• [Data for this task]
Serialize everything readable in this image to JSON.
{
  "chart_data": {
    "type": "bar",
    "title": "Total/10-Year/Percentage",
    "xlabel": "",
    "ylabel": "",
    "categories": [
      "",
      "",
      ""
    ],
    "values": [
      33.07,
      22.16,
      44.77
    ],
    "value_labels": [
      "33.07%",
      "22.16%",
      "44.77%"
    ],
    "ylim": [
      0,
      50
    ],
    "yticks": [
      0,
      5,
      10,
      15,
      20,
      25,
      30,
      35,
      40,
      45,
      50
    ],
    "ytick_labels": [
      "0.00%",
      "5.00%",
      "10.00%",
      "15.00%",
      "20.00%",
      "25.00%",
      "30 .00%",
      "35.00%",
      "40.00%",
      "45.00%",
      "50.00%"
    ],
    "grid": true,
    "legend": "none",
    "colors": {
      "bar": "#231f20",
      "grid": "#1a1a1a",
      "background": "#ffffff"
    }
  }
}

• [Task requirements]
Please reproduce every line of the material word for word.

• [Reply]
Serialize everything readable in this image to JSON.
{
  "chart_data": {
    "type": "bar",
    "title": "Total/10-Year/Percentage",
    "xlabel": "",
    "ylabel": "",
    "categories": [
      "",
      "",
      ""
    ],
    "values": [
      33.07,
      22.16,
      44.77
    ],
    "value_labels": [
      "33.07%",
      "22.16%",
      "44.77%"
    ],
    "ylim": [
      0,
      50
    ],
    "yticks": [
      0,
      5,
      10,
      15,
      20,
      25,
      30,
      35,
      40,
      45,
      50
    ],
    "ytick_labels": [
      "0.00%",
      "5.00%",
      "10.00%",
      "15.00%",
      "20.00%",
      "25.00%",
      "30 .00%",
      "35.00%",
      "40.00%",
      "45.00%",
      "50.00%"
    ],
    "grid": true,
    "legend": "none",
    "colors": {
      "bar": "#231f20",
      "grid": "#1a1a1a",
      "background": "#ffffff"
    }
  }
}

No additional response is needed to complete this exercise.